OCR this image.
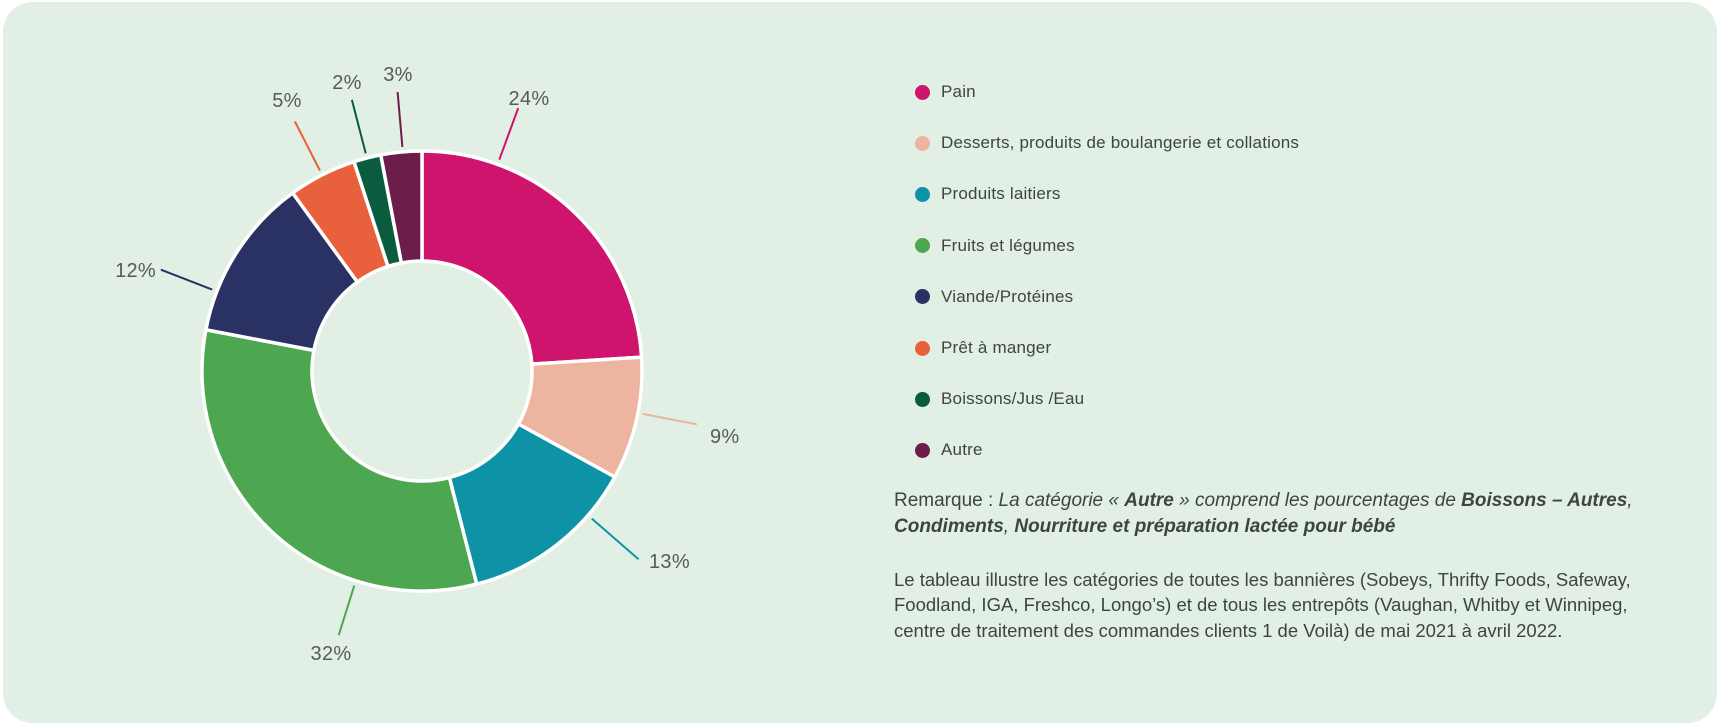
24%
9%
13%
32%
12%
5%
2% 3%
Pain
Desserts, produits de boulangerie et collations
Produits laitiers
Fruits et légumes
Viande/Protéines
Prêt à manger
Boissons/Jus /Eau
Autre
Remarque : La catégorie « Autre » comprend les pourcentages de Boissons – Autres,
Condiments, Nourriture et préparation lactée pour bébé
Le tableau illustre les catégories de toutes les bannières (Sobeys, Thrifty Foods, Safeway,
Foodland, IGA, Freshco, Longo’s) et de tous les entrepôts (Vaughan, Whitby et Winnipeg,
centre de traitement des commandes clients 1 de Voilà) de mai 2021 à avril 2022.
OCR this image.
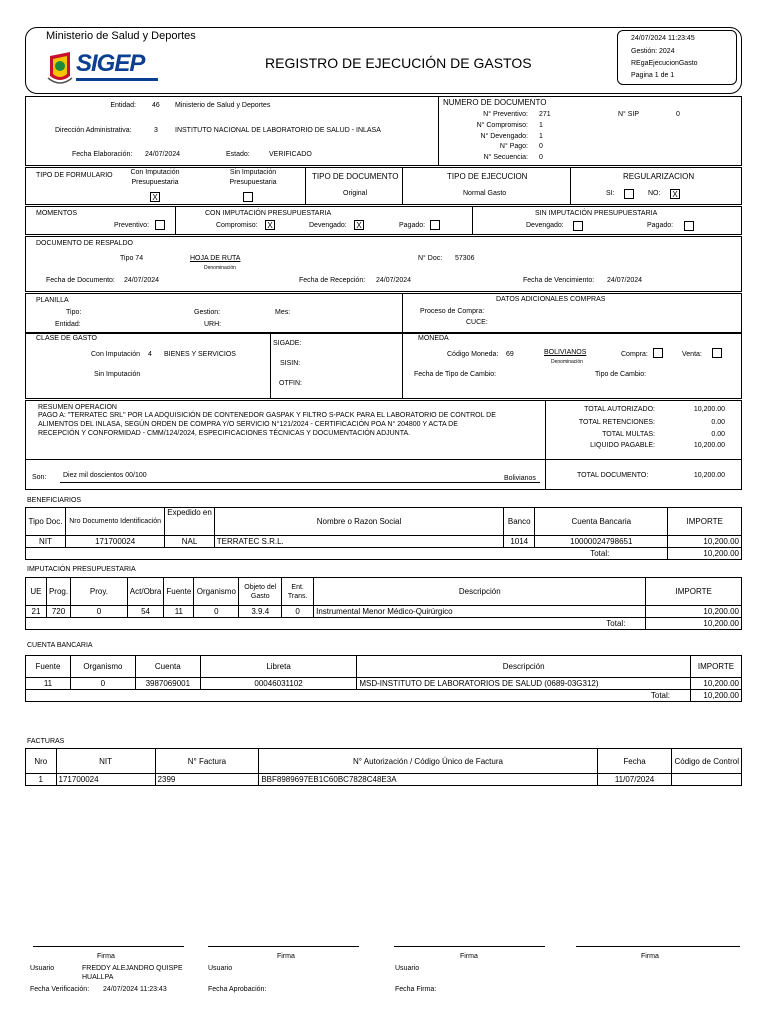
Ministerio de Salud y Deportes
SIGEP	REGISTRO DE EJECUCIÓN DE GASTOS
24/07/2024 11:23:45
Gestión: 2024
REgaEjecucionGasto
Pagina 1 de 1
Entidad: 46 Ministerio de Salud y Deportes
Dirección Administrativa:	3 INSTITUTO NACIONAL DE LABORATORIO DE SALUD - INLASA
Fecha Elaboración: 24/07/2024	Estado:	VERIFICADO
NUMERO DE DOCUMENTO
N° Preventivo: 271
N° Compromiso: 1
N° Devengado: 1
N° Pago: 0
N° Secuencia: 0
N° SIP	0
TIPO DE FORMULARIO	Con Imputación
Presupuestaria
X
Sin Imputación
Presupuestaria
TIPO DE DOCUMENTO
Original
TIPO DE EJECUCION
Normal Gasto
REGULARIZACION
SI:	NO: X
MOMENTOS	CON IMPUTACIÓN PRESUPUESTARIA	SIN IMPUTACIÓN PRESUPUESTARIA
Preventivo:	Compromiso: X	Devengado: X	Pagado:	Devengado:	Pagado:
DOCUMENTO DE RESPALDO
Tipo 74	HOJA DE RUTA
Denominación
N° Doc: 57306
Fecha de Documento: 24/07/2024	Fecha de Recepción: 24/07/2024	Fecha de Vencimiento: 24/07/2024
PLANILLA
Tipo:
Entidad:
Gestion:
URH:
Mes:
DATOS ADICIONALES COMPRAS
Proceso de Compra:
CUCE:
CLASE DE GASTO
Con Imputación 4 BIENES Y SERVICIOS
Sin Imputación
SIGADE:
SISIN:
OTFIN:
MONEDA
Código Moneda: 69	BOLIVIANOS
Denominación
Compra:	Venta:
Fecha de Tipo de Cambio:	Tipo de Cambio:
RESUMEN OPERACION
PAGO A: "TERRATEC SRL" POR LA ADQUISICIÓN DE CONTENEDOR GASPAK Y FILTRO S-PACK PARA EL LABORATORIO DE CONTROL DE
ALIMENTOS DEL INLASA, SEGÚN ORDEN DE COMPRA Y/O SERVICIO N°121/2024 - CERTIFICACIÓN POA N° 204800 Y ACTA DE
RECEPCIÓN Y CONFORMIDAD - CMM/124/2024, ESPECIFICACIONES TÉCNICAS Y DOCUMENTACIÓN ADJUNTA.
TOTAL AUTORIZADO:	10,200.00
TOTAL RETENCIONES:	0.00
TOTAL MULTAS:	0.00
LIQUIDO PAGABLE:	10,200.00
Son: Diez mil doscientos 00/100	Bolivianos	TOTAL DOCUMENTO:	10,200.00
BENEFICIARIOS
Tipo Doc.	Nro Documento Identificación	Expedido en	Nombre o Razon Social	Banco	Cuenta Bancaria	IMPORTE
NIT	171700024	NAL	TERRATEC S.R.L.	1014	10000024798651	10,200.00
Total:						10,200.00
IMPUTACIÓN PRESUPUESTARIA
UE	Prog.	Proy.	Act/Obra	Fuente	Organismo	Objeto del Gasto	Ent. Trans.	Descripción	IMPORTE
21	720	0	54	11	0	3.9.4	0	Instrumental Menor Médico-Quirúrgico	10,200.00
Total:									10,200.00
CUENTA BANCARIA
Fuente	Organismo	Cuenta	Libreta	Descripción	IMPORTE
11	0	3987069001	00046031102	MSD-INSTITUTO DE LABORATORIOS DE SALUD (0689-03G312)	10,200.00
Total:					10,200.00
FACTURAS
Nro	NIT	N° Factura	N° Autorización / Código Único de Factura	Fecha	Código de Control
1	171700024	2399	BBF8989697EB1C60BC7828C48E3A	11/07/2024	
Firma	Firma	Firma	Firma
Usuario	FREDDY ALEJANDRO QUISPE
HUALLPA
Usuario	Usuario
Fecha Verificación: 24/07/2024 11:23:43	Fecha Aprobación:	Fecha Firma:
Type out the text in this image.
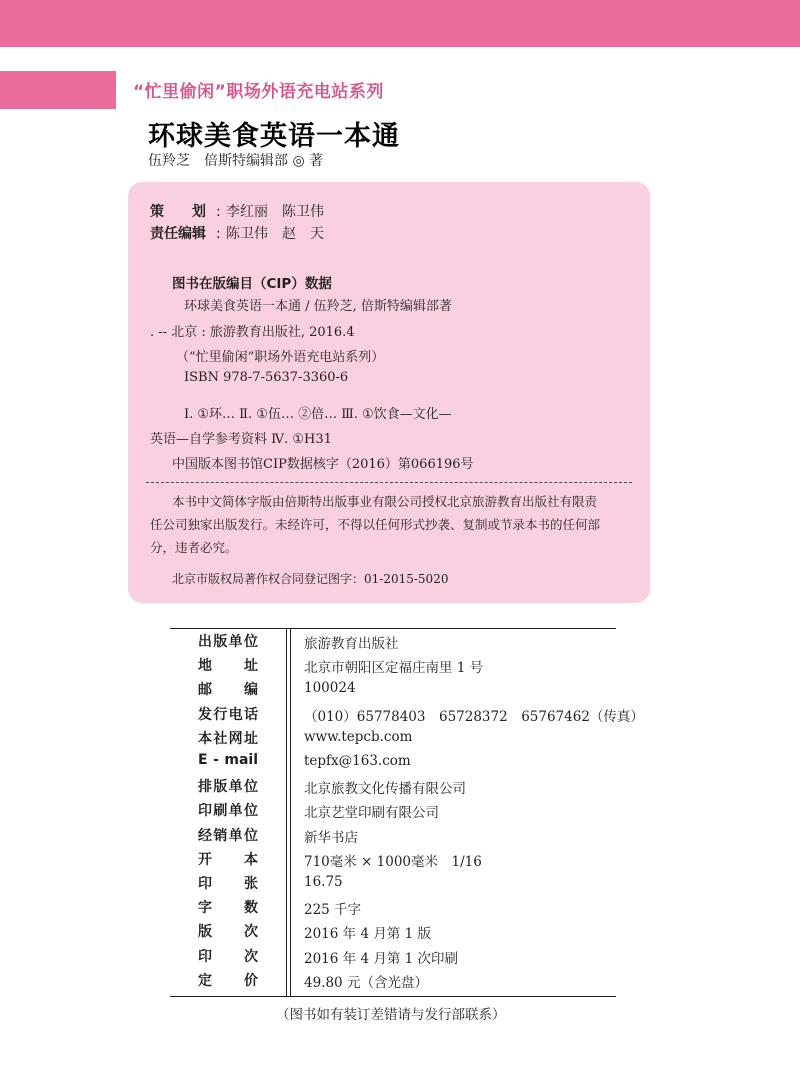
“忙里偷闲”职场外语充电站系列
环球美食英语一本通
伍羚芝　倍斯特编辑部 ◎ 著
策　　划 : 李红丽　陈卫伟
责任编辑 : 陈卫伟　赵　天
图书在版编目（CIP）数据
环球美食英语一本通 / 伍羚芝, 倍斯特编辑部著
. -- 北京 : 旅游教育出版社, 2016.4
（“忙里偷闲”职场外语充电站系列）
ISBN 978-7-5637-3360-6
Ⅰ. ①环… Ⅱ. ①伍… ②倍… Ⅲ. ①饮食—文化—
英语—自学参考资料 Ⅳ. ①H31
中国版本图书馆CIP数据核字（2016）第066196号
本书中文简体字版由倍斯特出版事业有限公司授权北京旅游教育出版社有限责
任公司独家出版发行。未经许可，不得以任何形式抄袭、复制或节录本书的任何部
分，违者必究。
北京市版权局著作权合同登记图字：01-2015-5020
出 版 单 位	旅游教育出版社
地 址	北京市朝阳区定福庄南里 1 号
邮 编	100024
发 行 电 话	（010）65778403　65728372　65767462（传真）
本 社 网 址	www.tepcb.com
E - mail	tepfx@163.com
排 版 单 位	北京旅教文化传播有限公司
印 刷 单 位	北京艺堂印刷有限公司
经 销 单 位	新华书店
开 本	710毫米 × 1000毫米　1/16
印 张	16.75
字 数	225 千字
版 次	2016 年 4 月第 1 版
印 次	2016 年 4 月第 1 次印刷
定 价	49.80 元（含光盘）
（图书如有装订差错请与发行部联系）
________________________________________
**Task to complete**: Repeat the listing above exactly, with no pictures.

**Problem solution**:
OCR this image.
24%
9%
13%
32%
12%
5%
2% 3%
Pain
Desserts, produits de boulangerie et collations
Produits laitiers
Fruits et légumes
Viande/Protéines
Prêt à manger
Boissons/Jus /Eau
Autre
Remarque : La catégorie « Autre » comprend les pourcentages de Boissons – Autres,
Condiments, Nourriture et préparation lactée pour bébé
Le tableau illustre les catégories de toutes les bannières (Sobeys, Thrifty Foods, Safeway,
Foodland, IGA, Freshco, Longo’s) et de tous les entrepôts (Vaughan, Whitby et Winnipeg,
centre de traitement des commandes clients 1 de Voilà) de mai 2021 à avril 2022.
OCR this image.
Ministerio de Salud y Deportes
SIGEP	REGISTRO DE EJECUCIÓN DE GASTOS
24/07/2024 11:23:45
Gestión: 2024
REgaEjecucionGasto
Pagina 1 de 1
Entidad: 46 Ministerio de Salud y Deportes
Dirección Administrativa:	3 INSTITUTO NACIONAL DE LABORATORIO DE SALUD - INLASA
Fecha Elaboración: 24/07/2024	Estado:	VERIFICADO
NUMERO DE DOCUMENTO
N° Preventivo: 271
N° Compromiso: 1
N° Devengado: 1
N° Pago: 0
N° Secuencia: 0
N° SIP	0
TIPO DE FORMULARIO	Con Imputación
Presupuestaria
X
Sin Imputación
Presupuestaria
TIPO DE DOCUMENTO
Original
TIPO DE EJECUCION
Normal Gasto
REGULARIZACION
SI:	NO: X
MOMENTOS	CON IMPUTACIÓN PRESUPUESTARIA	SIN IMPUTACIÓN PRESUPUESTARIA
Preventivo:	Compromiso: X	Devengado: X	Pagado:	Devengado:	Pagado:
DOCUMENTO DE RESPALDO
Tipo 74	HOJA DE RUTA
Denominación
N° Doc: 57306
Fecha de Documento: 24/07/2024	Fecha de Recepción: 24/07/2024	Fecha de Vencimiento: 24/07/2024
PLANILLA
Tipo:
Entidad:
Gestion:
URH:
Mes:
DATOS ADICIONALES COMPRAS
Proceso de Compra:
CUCE:
CLASE DE GASTO
Con Imputación 4 BIENES Y SERVICIOS
Sin Imputación
SIGADE:
SISIN:
OTFIN:
MONEDA
Código Moneda: 69	BOLIVIANOS
Denominación
Compra:	Venta:
Fecha de Tipo de Cambio:	Tipo de Cambio:
RESUMEN OPERACION
PAGO A: "TERRATEC SRL" POR LA ADQUISICIÓN DE CONTENEDOR GASPAK Y FILTRO S-PACK PARA EL LABORATORIO DE CONTROL DE
ALIMENTOS DEL INLASA, SEGÚN ORDEN DE COMPRA Y/O SERVICIO N°121/2024 - CERTIFICACIÓN POA N° 204800 Y ACTA DE
RECEPCIÓN Y CONFORMIDAD - CMM/124/2024, ESPECIFICACIONES TÉCNICAS Y DOCUMENTACIÓN ADJUNTA.
TOTAL AUTORIZADO:	10,200.00
TOTAL RETENCIONES:	0.00
TOTAL MULTAS:	0.00
LIQUIDO PAGABLE:	10,200.00
Son: Diez mil doscientos 00/100	Bolivianos	TOTAL DOCUMENTO:	10,200.00
BENEFICIARIOS
Tipo Doc.	Nro Documento Identificación	Expedido en	Nombre o Razon Social	Banco	Cuenta Bancaria	IMPORTE
NIT	171700024	NAL	TERRATEC S.R.L.	1014	10000024798651	10,200.00
Total:						10,200.00
IMPUTACIÓN PRESUPUESTARIA
UE	Prog.	Proy.	Act/Obra	Fuente	Organismo	Objeto del Gasto	Ent. Trans.	Descripción	IMPORTE
21	720	0	54	11	0	3.9.4	0	Instrumental Menor Médico-Quirúrgico	10,200.00
Total:									10,200.00
CUENTA BANCARIA
Fuente	Organismo	Cuenta	Libreta	Descripción	IMPORTE
11	0	3987069001	00046031102	MSD-INSTITUTO DE LABORATORIOS DE SALUD (0689-03G312)	10,200.00
Total:					10,200.00
FACTURAS
Nro	NIT	N° Factura	N° Autorización / Código Único de Factura	Fecha	Código de Control
1	171700024	2399	BBF8989697EB1C60BC7828C48E3A	11/07/2024	
Firma	Firma	Firma	Firma
Usuario	FREDDY ALEJANDRO QUISPE
HUALLPA
Usuario	Usuario
Fecha Verificación: 24/07/2024 11:23:43	Fecha Aprobación:	Fecha Firma:
Type out the text in this image.
“忙里偷闲”职场外语充电站系列
环球美食英语一本通
伍羚芝　倍斯特编辑部 ◎ 著
策　　划 : 李红丽　陈卫伟
责任编辑 : 陈卫伟　赵　天
图书在版编目（CIP）数据
环球美食英语一本通 / 伍羚芝, 倍斯特编辑部著
. -- 北京 : 旅游教育出版社, 2016.4
（“忙里偷闲”职场外语充电站系列）
ISBN 978-7-5637-3360-6
Ⅰ. ①环… Ⅱ. ①伍… ②倍… Ⅲ. ①饮食—文化—
英语—自学参考资料 Ⅳ. ①H31
中国版本图书馆CIP数据核字（2016）第066196号
本书中文简体字版由倍斯特出版事业有限公司授权北京旅游教育出版社有限责
任公司独家出版发行。未经许可，不得以任何形式抄袭、复制或节录本书的任何部
分，违者必究。
北京市版权局著作权合同登记图字：01-2015-5020
出 版 单 位	旅游教育出版社
地 址	北京市朝阳区定福庄南里 1 号
邮 编	100024
发 行 电 话	（010）65778403　65728372　65767462（传真）
本 社 网 址	www.tepcb.com
E - mail	tepfx@163.com
排 版 单 位	北京旅教文化传播有限公司
印 刷 单 位	北京艺堂印刷有限公司
经 销 单 位	新华书店
开 本	710毫米 × 1000毫米　1/16
印 张	16.75
字 数	225 千字
版 次	2016 年 4 月第 1 版
印 次	2016 年 4 月第 1 次印刷
定 价	49.80 元（含光盘）
（图书如有装订差错请与发行部联系）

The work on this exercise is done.